◆ TASK STATEMENT ◆
Reproduce the material in full, unchanged.

>> START EXCERPTED RECORDS

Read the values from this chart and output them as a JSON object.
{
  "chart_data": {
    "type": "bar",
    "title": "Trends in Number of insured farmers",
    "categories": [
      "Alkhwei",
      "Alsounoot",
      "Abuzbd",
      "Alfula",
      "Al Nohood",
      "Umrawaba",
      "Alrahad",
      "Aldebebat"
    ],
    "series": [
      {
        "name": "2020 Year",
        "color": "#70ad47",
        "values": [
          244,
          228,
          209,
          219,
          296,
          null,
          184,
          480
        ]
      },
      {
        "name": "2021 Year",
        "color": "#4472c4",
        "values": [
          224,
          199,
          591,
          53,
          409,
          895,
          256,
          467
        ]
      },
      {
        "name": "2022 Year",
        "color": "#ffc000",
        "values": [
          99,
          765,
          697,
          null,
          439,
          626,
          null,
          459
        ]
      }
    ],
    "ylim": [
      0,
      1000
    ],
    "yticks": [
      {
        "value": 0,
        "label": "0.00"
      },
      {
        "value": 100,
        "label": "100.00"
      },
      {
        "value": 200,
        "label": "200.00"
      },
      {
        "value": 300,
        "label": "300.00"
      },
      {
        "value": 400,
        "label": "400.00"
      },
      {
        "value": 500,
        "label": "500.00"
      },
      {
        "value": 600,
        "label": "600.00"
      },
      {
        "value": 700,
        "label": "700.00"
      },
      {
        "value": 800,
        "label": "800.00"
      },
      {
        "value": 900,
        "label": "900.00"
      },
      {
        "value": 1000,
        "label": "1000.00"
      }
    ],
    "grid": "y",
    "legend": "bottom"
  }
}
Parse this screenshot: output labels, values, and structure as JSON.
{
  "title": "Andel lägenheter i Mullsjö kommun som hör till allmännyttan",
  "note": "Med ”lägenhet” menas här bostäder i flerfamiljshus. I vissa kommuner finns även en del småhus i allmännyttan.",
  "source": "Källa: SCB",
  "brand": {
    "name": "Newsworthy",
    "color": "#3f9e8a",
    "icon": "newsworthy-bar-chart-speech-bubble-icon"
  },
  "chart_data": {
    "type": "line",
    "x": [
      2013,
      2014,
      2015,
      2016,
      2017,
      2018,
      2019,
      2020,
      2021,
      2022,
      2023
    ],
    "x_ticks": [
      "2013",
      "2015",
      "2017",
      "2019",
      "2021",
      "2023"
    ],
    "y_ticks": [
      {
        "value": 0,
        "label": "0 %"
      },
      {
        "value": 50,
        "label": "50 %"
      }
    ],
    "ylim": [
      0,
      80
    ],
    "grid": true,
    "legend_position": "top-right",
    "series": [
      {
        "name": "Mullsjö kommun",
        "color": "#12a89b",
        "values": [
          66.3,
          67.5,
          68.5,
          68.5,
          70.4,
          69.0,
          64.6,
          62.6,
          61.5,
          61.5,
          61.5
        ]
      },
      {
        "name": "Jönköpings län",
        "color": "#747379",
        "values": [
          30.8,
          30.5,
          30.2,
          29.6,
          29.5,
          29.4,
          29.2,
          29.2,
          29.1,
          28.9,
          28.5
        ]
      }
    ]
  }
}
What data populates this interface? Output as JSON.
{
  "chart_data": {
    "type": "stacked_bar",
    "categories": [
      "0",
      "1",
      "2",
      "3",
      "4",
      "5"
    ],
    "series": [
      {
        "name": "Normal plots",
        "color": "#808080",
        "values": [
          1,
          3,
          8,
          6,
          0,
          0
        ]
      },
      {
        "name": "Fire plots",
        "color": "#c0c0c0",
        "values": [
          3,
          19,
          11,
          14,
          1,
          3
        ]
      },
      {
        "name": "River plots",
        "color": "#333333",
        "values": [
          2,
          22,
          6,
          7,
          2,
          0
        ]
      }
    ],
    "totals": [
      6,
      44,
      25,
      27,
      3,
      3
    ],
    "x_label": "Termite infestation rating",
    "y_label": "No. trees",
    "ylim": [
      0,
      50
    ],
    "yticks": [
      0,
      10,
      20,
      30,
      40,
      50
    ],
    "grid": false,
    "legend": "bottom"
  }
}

>> END EXCERPTED RECORDS

◆ EXERCISE ANSWER ◆
Read the values from this chart and output them as a JSON object.
{
  "chart_data": {
    "type": "bar",
    "title": "Trends in Number of insured farmers",
    "categories": [
      "Alkhwei",
      "Alsounoot",
      "Abuzbd",
      "Alfula",
      "Al Nohood",
      "Umrawaba",
      "Alrahad",
      "Aldebebat"
    ],
    "series": [
      {
        "name": "2020 Year",
        "color": "#70ad47",
        "values": [
          244,
          228,
          209,
          219,
          296,
          null,
          184,
          480
        ]
      },
      {
        "name": "2021 Year",
        "color": "#4472c4",
        "values": [
          224,
          199,
          591,
          53,
          409,
          895,
          256,
          467
        ]
      },
      {
        "name": "2022 Year",
        "color": "#ffc000",
        "values": [
          99,
          765,
          697,
          null,
          439,
          626,
          null,
          459
        ]
      }
    ],
    "ylim": [
      0,
      1000
    ],
    "yticks": [
      {
        "value": 0,
        "label": "0.00"
      },
      {
        "value": 100,
        "label": "100.00"
      },
      {
        "value": 200,
        "label": "200.00"
      },
      {
        "value": 300,
        "label": "300.00"
      },
      {
        "value": 400,
        "label": "400.00"
      },
      {
        "value": 500,
        "label": "500.00"
      },
      {
        "value": 600,
        "label": "600.00"
      },
      {
        "value": 700,
        "label": "700.00"
      },
      {
        "value": 800,
        "label": "800.00"
      },
      {
        "value": 900,
        "label": "900.00"
      },
      {
        "value": 1000,
        "label": "1000.00"
      }
    ],
    "grid": "y",
    "legend": "bottom"
  }
}
Parse this screenshot: output labels, values, and structure as JSON.
{
  "title": "Andel lägenheter i Mullsjö kommun som hör till allmännyttan",
  "note": "Med ”lägenhet” menas här bostäder i flerfamiljshus. I vissa kommuner finns även en del småhus i allmännyttan.",
  "source": "Källa: SCB",
  "brand": {
    "name": "Newsworthy",
    "color": "#3f9e8a",
    "icon": "newsworthy-bar-chart-speech-bubble-icon"
  },
  "chart_data": {
    "type": "line",
    "x": [
      2013,
      2014,
      2015,
      2016,
      2017,
      2018,
      2019,
      2020,
      2021,
      2022,
      2023
    ],
    "x_ticks": [
      "2013",
      "2015",
      "2017",
      "2019",
      "2021",
      "2023"
    ],
    "y_ticks": [
      {
        "value": 0,
        "label": "0 %"
      },
      {
        "value": 50,
        "label": "50 %"
      }
    ],
    "ylim": [
      0,
      80
    ],
    "grid": true,
    "legend_position": "top-right",
    "series": [
      {
        "name": "Mullsjö kommun",
        "color": "#12a89b",
        "values": [
          66.3,
          67.5,
          68.5,
          68.5,
          70.4,
          69.0,
          64.6,
          62.6,
          61.5,
          61.5,
          61.5
        ]
      },
      {
        "name": "Jönköpings län",
        "color": "#747379",
        "values": [
          30.8,
          30.5,
          30.2,
          29.6,
          29.5,
          29.4,
          29.2,
          29.2,
          29.1,
          28.9,
          28.5
        ]
      }
    ]
  }
}
What data populates this interface? Output as JSON.
{
  "chart_data": {
    "type": "stacked_bar",
    "categories": [
      "0",
      "1",
      "2",
      "3",
      "4",
      "5"
    ],
    "series": [
      {
        "name": "Normal plots",
        "color": "#808080",
        "values": [
          1,
          3,
          8,
          6,
          0,
          0
        ]
      },
      {
        "name": "Fire plots",
        "color": "#c0c0c0",
        "values": [
          3,
          19,
          11,
          14,
          1,
          3
        ]
      },
      {
        "name": "River plots",
        "color": "#333333",
        "values": [
          2,
          22,
          6,
          7,
          2,
          0
        ]
      }
    ],
    "totals": [
      6,
      44,
      25,
      27,
      3,
      3
    ],
    "x_label": "Termite infestation rating",
    "y_label": "No. trees",
    "ylim": [
      0,
      50
    ],
    "yticks": [
      0,
      10,
      20,
      30,
      40,
      50
    ],
    "grid": false,
    "legend": "bottom"
  }
}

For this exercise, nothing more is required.